[Stored data]
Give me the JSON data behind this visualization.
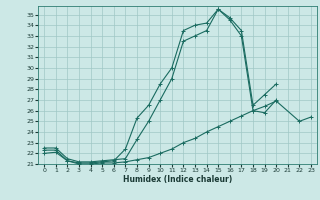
{
  "xlabel": "Humidex (Indice chaleur)",
  "bg_color": "#cce8e6",
  "grid_color": "#a0c8c5",
  "line_color": "#1a6b60",
  "xlim": [
    -0.5,
    23.5
  ],
  "ylim": [
    21,
    35.8
  ],
  "xticks": [
    0,
    1,
    2,
    3,
    4,
    5,
    6,
    7,
    8,
    9,
    10,
    11,
    12,
    13,
    14,
    15,
    16,
    17,
    18,
    19,
    20,
    21,
    22,
    23
  ],
  "yticks": [
    21,
    22,
    23,
    24,
    25,
    26,
    27,
    28,
    29,
    30,
    31,
    32,
    33,
    34,
    35
  ],
  "line1_x": [
    0,
    1,
    2,
    3,
    4,
    5,
    6,
    7,
    8,
    9,
    10,
    11,
    12,
    13,
    14,
    15,
    16,
    17,
    18,
    19,
    20
  ],
  "line1_y": [
    22.3,
    22.3,
    21.3,
    21.1,
    21.1,
    21.2,
    21.3,
    22.4,
    25.3,
    26.5,
    28.5,
    30.0,
    33.5,
    34.0,
    34.2,
    35.5,
    34.7,
    33.5,
    26.5,
    27.5,
    28.5
  ],
  "line2_x": [
    0,
    1,
    2,
    3,
    4,
    5,
    6,
    7,
    8,
    9,
    10,
    11,
    12,
    13,
    14,
    15,
    16,
    17,
    18,
    19,
    20
  ],
  "line2_y": [
    22.5,
    22.5,
    21.5,
    21.2,
    21.2,
    21.3,
    21.4,
    21.5,
    23.3,
    25.0,
    27.0,
    29.0,
    32.5,
    33.0,
    33.5,
    35.5,
    34.5,
    33.0,
    26.0,
    25.8,
    27.0
  ],
  "line3_x": [
    0,
    1,
    2,
    3,
    4,
    5,
    6,
    7,
    8,
    9,
    10,
    11,
    12,
    13,
    14,
    15,
    16,
    17,
    18,
    19,
    20,
    22,
    23
  ],
  "line3_y": [
    22.0,
    22.1,
    21.3,
    21.0,
    21.0,
    21.1,
    21.1,
    21.2,
    21.4,
    21.6,
    22.0,
    22.4,
    23.0,
    23.4,
    24.0,
    24.5,
    25.0,
    25.5,
    26.0,
    26.4,
    26.9,
    25.0,
    25.4
  ]
}
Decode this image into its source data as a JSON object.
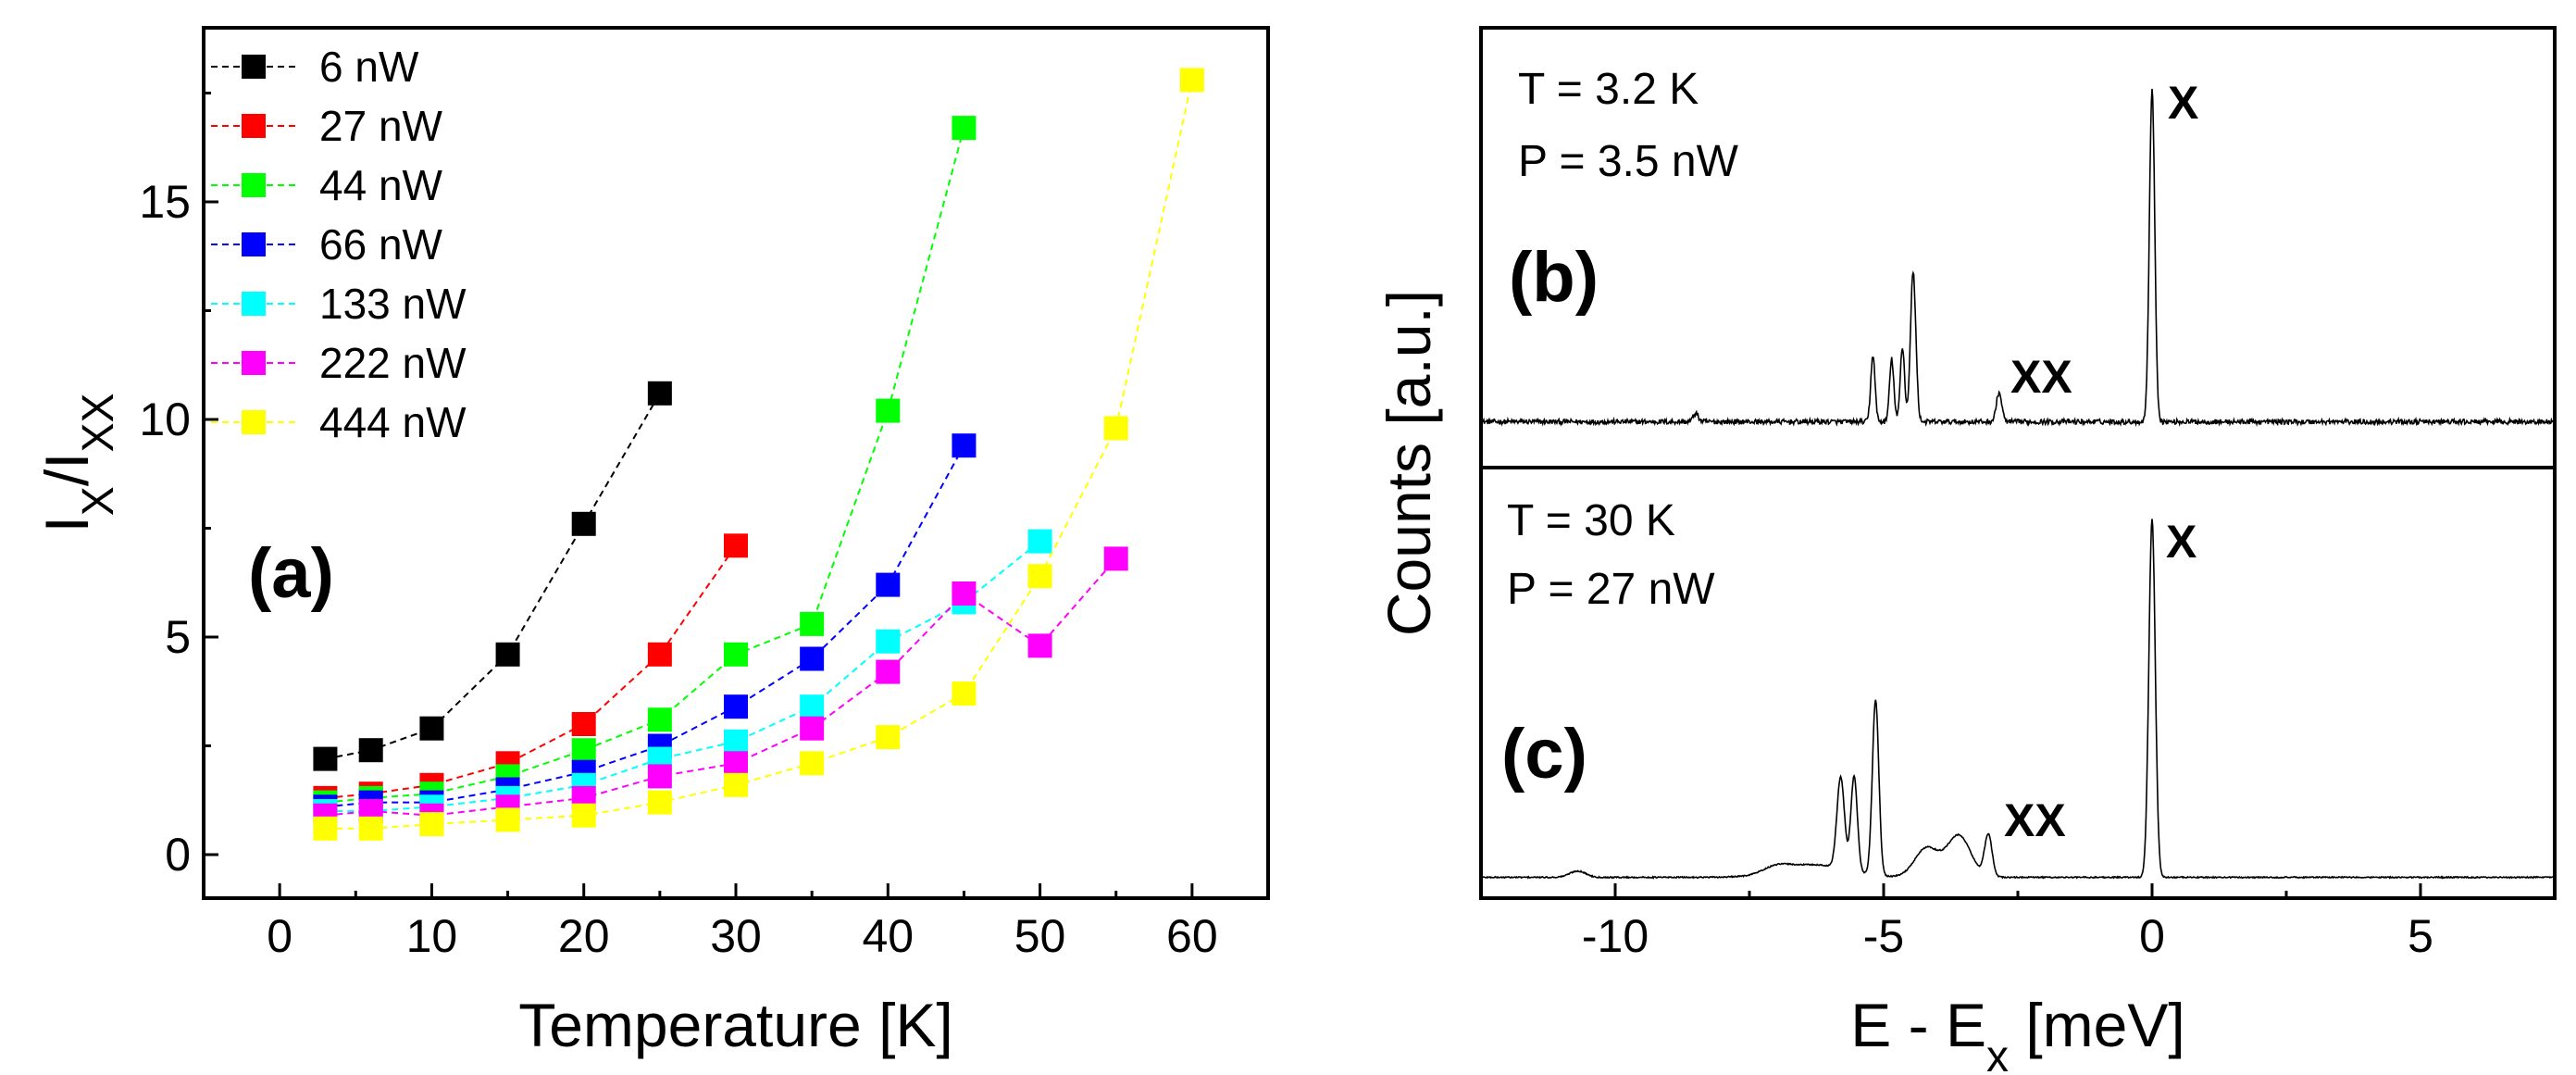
{
  "chart_data": [
    {
      "id": "a",
      "type": "scatter",
      "panel_label": "(a)",
      "xlabel": "Temperature [K]",
      "ylabel": {
        "main": "I",
        "sub1": "X",
        "slash": "/I",
        "sub2": "XX"
      },
      "xlim": [
        -5,
        65
      ],
      "ylim": [
        -1,
        19
      ],
      "xticks": [
        0,
        10,
        20,
        30,
        40,
        50,
        60
      ],
      "yticks": [
        0,
        5,
        10,
        15
      ],
      "legend_position": "top-left",
      "series": [
        {
          "name": "6 nW",
          "color": "#000000",
          "x": [
            3,
            6,
            10,
            15,
            20,
            25
          ],
          "y": [
            2.2,
            2.4,
            2.9,
            4.6,
            7.6,
            10.6
          ]
        },
        {
          "name": "27 nW",
          "color": "#ff0000",
          "x": [
            3,
            6,
            10,
            15,
            20,
            25,
            30
          ],
          "y": [
            1.3,
            1.4,
            1.6,
            2.1,
            3.0,
            4.6,
            7.1
          ]
        },
        {
          "name": "44 nW",
          "color": "#00ff00",
          "x": [
            3,
            6,
            10,
            15,
            20,
            25,
            30,
            35,
            40,
            45
          ],
          "y": [
            1.2,
            1.3,
            1.4,
            1.8,
            2.4,
            3.1,
            4.6,
            5.3,
            10.2,
            16.7
          ]
        },
        {
          "name": "66 nW",
          "color": "#0000ff",
          "x": [
            3,
            6,
            10,
            15,
            20,
            25,
            30,
            35,
            40,
            45
          ],
          "y": [
            1.1,
            1.2,
            1.2,
            1.5,
            1.9,
            2.5,
            3.4,
            4.5,
            6.2,
            9.4
          ]
        },
        {
          "name": "133 nW",
          "color": "#00ffff",
          "x": [
            3,
            6,
            10,
            15,
            20,
            25,
            30,
            35,
            40,
            45,
            50
          ],
          "y": [
            1.0,
            1.0,
            1.1,
            1.3,
            1.6,
            2.2,
            2.6,
            3.4,
            4.9,
            5.8,
            7.2
          ]
        },
        {
          "name": "222 nW",
          "color": "#ff00ff",
          "x": [
            3,
            6,
            10,
            15,
            20,
            25,
            30,
            35,
            40,
            45,
            50,
            55
          ],
          "y": [
            0.9,
            1.0,
            0.9,
            1.1,
            1.3,
            1.8,
            2.1,
            2.9,
            4.2,
            6.0,
            4.8,
            6.8
          ]
        },
        {
          "name": "444 nW",
          "color": "#ffff00",
          "x": [
            3,
            6,
            10,
            15,
            20,
            25,
            30,
            35,
            40,
            45,
            50,
            55,
            60
          ],
          "y": [
            0.6,
            0.6,
            0.7,
            0.8,
            0.9,
            1.2,
            1.6,
            2.1,
            2.7,
            3.7,
            6.4,
            9.8,
            17.8
          ]
        }
      ]
    },
    {
      "id": "b",
      "type": "line",
      "panel_label": "(b)",
      "annotations": [
        "T = 3.2 K",
        "P = 3.5 nW"
      ],
      "peak_labels": {
        "X": "X",
        "XX": "XX"
      },
      "xlim": [
        -12.5,
        7.5
      ],
      "ylim": [
        0,
        1
      ],
      "baseline": 0.11,
      "noise": 0.012,
      "peaks": [
        {
          "center": 0.0,
          "height": 0.8,
          "width": 0.05
        },
        {
          "center": -2.85,
          "height": 0.07,
          "width": 0.05
        },
        {
          "center": -4.45,
          "height": 0.36,
          "width": 0.05
        },
        {
          "center": -4.65,
          "height": 0.18,
          "width": 0.04
        },
        {
          "center": -4.85,
          "height": 0.15,
          "width": 0.04
        },
        {
          "center": -5.2,
          "height": 0.16,
          "width": 0.04
        },
        {
          "center": -8.5,
          "height": 0.02,
          "width": 0.05
        }
      ]
    },
    {
      "id": "c",
      "type": "line",
      "panel_label": "(c)",
      "xlabel": {
        "main": "E - E",
        "sub": "x",
        "tail": " [meV]"
      },
      "annotations": [
        "T = 30 K",
        "P = 27 nW"
      ],
      "peak_labels": {
        "X": "X",
        "XX": "XX"
      },
      "xlim": [
        -12.5,
        7.5
      ],
      "ylim": [
        0,
        1
      ],
      "xticks": [
        -10,
        -5,
        0,
        5
      ],
      "baseline": 0.05,
      "noise": 0.003,
      "peaks": [
        {
          "center": 0.0,
          "height": 0.86,
          "width": 0.06
        },
        {
          "center": -3.05,
          "height": 0.1,
          "width": 0.07
        },
        {
          "center": -3.6,
          "height": 0.1,
          "width": 0.22
        },
        {
          "center": -4.2,
          "height": 0.07,
          "width": 0.22
        },
        {
          "center": -5.15,
          "height": 0.42,
          "width": 0.06
        },
        {
          "center": -5.55,
          "height": 0.23,
          "width": 0.06
        },
        {
          "center": -5.8,
          "height": 0.22,
          "width": 0.07
        },
        {
          "center": -6.3,
          "height": 0.03,
          "width": 0.6
        },
        {
          "center": -7.0,
          "height": 0.015,
          "width": 0.25
        },
        {
          "center": -10.7,
          "height": 0.015,
          "width": 0.15
        }
      ]
    }
  ],
  "shared_ylabel": "Counts [a.u.]"
}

**WHAT TO PRODUCE**
Output every entry word for word, but omit the pictures.

**FULL OUTPUT**
Give me the JSON data behind this visualization.
{
  "xlabel": "Humidex (Indice chaleur)",
  "bg_color": "#cce8e6",
  "grid_color": "#a0c8c5",
  "line_color": "#1a6b60",
  "xlim": [
    -0.5,
    23.5
  ],
  "ylim": [
    21,
    35.8
  ],
  "xticks": [
    0,
    1,
    2,
    3,
    4,
    5,
    6,
    7,
    8,
    9,
    10,
    11,
    12,
    13,
    14,
    15,
    16,
    17,
    18,
    19,
    20,
    21,
    22,
    23
  ],
  "yticks": [
    21,
    22,
    23,
    24,
    25,
    26,
    27,
    28,
    29,
    30,
    31,
    32,
    33,
    34,
    35
  ],
  "line1_x": [
    0,
    1,
    2,
    3,
    4,
    5,
    6,
    7,
    8,
    9,
    10,
    11,
    12,
    13,
    14,
    15,
    16,
    17,
    18,
    19,
    20
  ],
  "line1_y": [
    22.3,
    22.3,
    21.3,
    21.1,
    21.1,
    21.2,
    21.3,
    22.4,
    25.3,
    26.5,
    28.5,
    30.0,
    33.5,
    34.0,
    34.2,
    35.5,
    34.7,
    33.5,
    26.5,
    27.5,
    28.5
  ],
  "line2_x": [
    0,
    1,
    2,
    3,
    4,
    5,
    6,
    7,
    8,
    9,
    10,
    11,
    12,
    13,
    14,
    15,
    16,
    17,
    18,
    19,
    20
  ],
  "line2_y": [
    22.5,
    22.5,
    21.5,
    21.2,
    21.2,
    21.3,
    21.4,
    21.5,
    23.3,
    25.0,
    27.0,
    29.0,
    32.5,
    33.0,
    33.5,
    35.5,
    34.5,
    33.0,
    26.0,
    25.8,
    27.0
  ],
  "line3_x": [
    0,
    1,
    2,
    3,
    4,
    5,
    6,
    7,
    8,
    9,
    10,
    11,
    12,
    13,
    14,
    15,
    16,
    17,
    18,
    19,
    20,
    22,
    23
  ],
  "line3_y": [
    22.0,
    22.1,
    21.3,
    21.0,
    21.0,
    21.1,
    21.1,
    21.2,
    21.4,
    21.6,
    22.0,
    22.4,
    23.0,
    23.4,
    24.0,
    24.5,
    25.0,
    25.5,
    26.0,
    26.4,
    26.9,
    25.0,
    25.4
  ]
}
Decode this image into its source data as a JSON object.
{
  "chart_data": [
    {
      "id": "a",
      "type": "scatter",
      "panel_label": "(a)",
      "xlabel": "Temperature [K]",
      "ylabel": {
        "main": "I",
        "sub1": "X",
        "slash": "/I",
        "sub2": "XX"
      },
      "xlim": [
        -5,
        65
      ],
      "ylim": [
        -1,
        19
      ],
      "xticks": [
        0,
        10,
        20,
        30,
        40,
        50,
        60
      ],
      "yticks": [
        0,
        5,
        10,
        15
      ],
      "legend_position": "top-left",
      "series": [
        {
          "name": "6 nW",
          "color": "#000000",
          "x": [
            3,
            6,
            10,
            15,
            20,
            25
          ],
          "y": [
            2.2,
            2.4,
            2.9,
            4.6,
            7.6,
            10.6
          ]
        },
        {
          "name": "27 nW",
          "color": "#ff0000",
          "x": [
            3,
            6,
            10,
            15,
            20,
            25,
            30
          ],
          "y": [
            1.3,
            1.4,
            1.6,
            2.1,
            3.0,
            4.6,
            7.1
          ]
        },
        {
          "name": "44 nW",
          "color": "#00ff00",
          "x": [
            3,
            6,
            10,
            15,
            20,
            25,
            30,
            35,
            40,
            45
          ],
          "y": [
            1.2,
            1.3,
            1.4,
            1.8,
            2.4,
            3.1,
            4.6,
            5.3,
            10.2,
            16.7
          ]
        },
        {
          "name": "66 nW",
          "color": "#0000ff",
          "x": [
            3,
            6,
            10,
            15,
            20,
            25,
            30,
            35,
            40,
            45
          ],
          "y": [
            1.1,
            1.2,
            1.2,
            1.5,
            1.9,
            2.5,
            3.4,
            4.5,
            6.2,
            9.4
          ]
        },
        {
          "name": "133 nW",
          "color": "#00ffff",
          "x": [
            3,
            6,
            10,
            15,
            20,
            25,
            30,
            35,
            40,
            45,
            50
          ],
          "y": [
            1.0,
            1.0,
            1.1,
            1.3,
            1.6,
            2.2,
            2.6,
            3.4,
            4.9,
            5.8,
            7.2
          ]
        },
        {
          "name": "222 nW",
          "color": "#ff00ff",
          "x": [
            3,
            6,
            10,
            15,
            20,
            25,
            30,
            35,
            40,
            45,
            50,
            55
          ],
          "y": [
            0.9,
            1.0,
            0.9,
            1.1,
            1.3,
            1.8,
            2.1,
            2.9,
            4.2,
            6.0,
            4.8,
            6.8
          ]
        },
        {
          "name": "444 nW",
          "color": "#ffff00",
          "x": [
            3,
            6,
            10,
            15,
            20,
            25,
            30,
            35,
            40,
            45,
            50,
            55,
            60
          ],
          "y": [
            0.6,
            0.6,
            0.7,
            0.8,
            0.9,
            1.2,
            1.6,
            2.1,
            2.7,
            3.7,
            6.4,
            9.8,
            17.8
          ]
        }
      ]
    },
    {
      "id": "b",
      "type": "line",
      "panel_label": "(b)",
      "annotations": [
        "T = 3.2 K",
        "P = 3.5 nW"
      ],
      "peak_labels": {
        "X": "X",
        "XX": "XX"
      },
      "xlim": [
        -12.5,
        7.5
      ],
      "ylim": [
        0,
        1
      ],
      "baseline": 0.11,
      "noise": 0.012,
      "peaks": [
        {
          "center": 0.0,
          "height": 0.8,
          "width": 0.05
        },
        {
          "center": -2.85,
          "height": 0.07,
          "width": 0.05
        },
        {
          "center": -4.45,
          "height": 0.36,
          "width": 0.05
        },
        {
          "center": -4.65,
          "height": 0.18,
          "width": 0.04
        },
        {
          "center": -4.85,
          "height": 0.15,
          "width": 0.04
        },
        {
          "center": -5.2,
          "height": 0.16,
          "width": 0.04
        },
        {
          "center": -8.5,
          "height": 0.02,
          "width": 0.05
        }
      ]
    },
    {
      "id": "c",
      "type": "line",
      "panel_label": "(c)",
      "xlabel": {
        "main": "E - E",
        "sub": "x",
        "tail": " [meV]"
      },
      "annotations": [
        "T = 30 K",
        "P = 27 nW"
      ],
      "peak_labels": {
        "X": "X",
        "XX": "XX"
      },
      "xlim": [
        -12.5,
        7.5
      ],
      "ylim": [
        0,
        1
      ],
      "xticks": [
        -10,
        -5,
        0,
        5
      ],
      "baseline": 0.05,
      "noise": 0.003,
      "peaks": [
        {
          "center": 0.0,
          "height": 0.86,
          "width": 0.06
        },
        {
          "center": -3.05,
          "height": 0.1,
          "width": 0.07
        },
        {
          "center": -3.6,
          "height": 0.1,
          "width": 0.22
        },
        {
          "center": -4.2,
          "height": 0.07,
          "width": 0.22
        },
        {
          "center": -5.15,
          "height": 0.42,
          "width": 0.06
        },
        {
          "center": -5.55,
          "height": 0.23,
          "width": 0.06
        },
        {
          "center": -5.8,
          "height": 0.22,
          "width": 0.07
        },
        {
          "center": -6.3,
          "height": 0.03,
          "width": 0.6
        },
        {
          "center": -7.0,
          "height": 0.015,
          "width": 0.25
        },
        {
          "center": -10.7,
          "height": 0.015,
          "width": 0.15
        }
      ]
    }
  ],
  "shared_ylabel": "Counts [a.u.]"
}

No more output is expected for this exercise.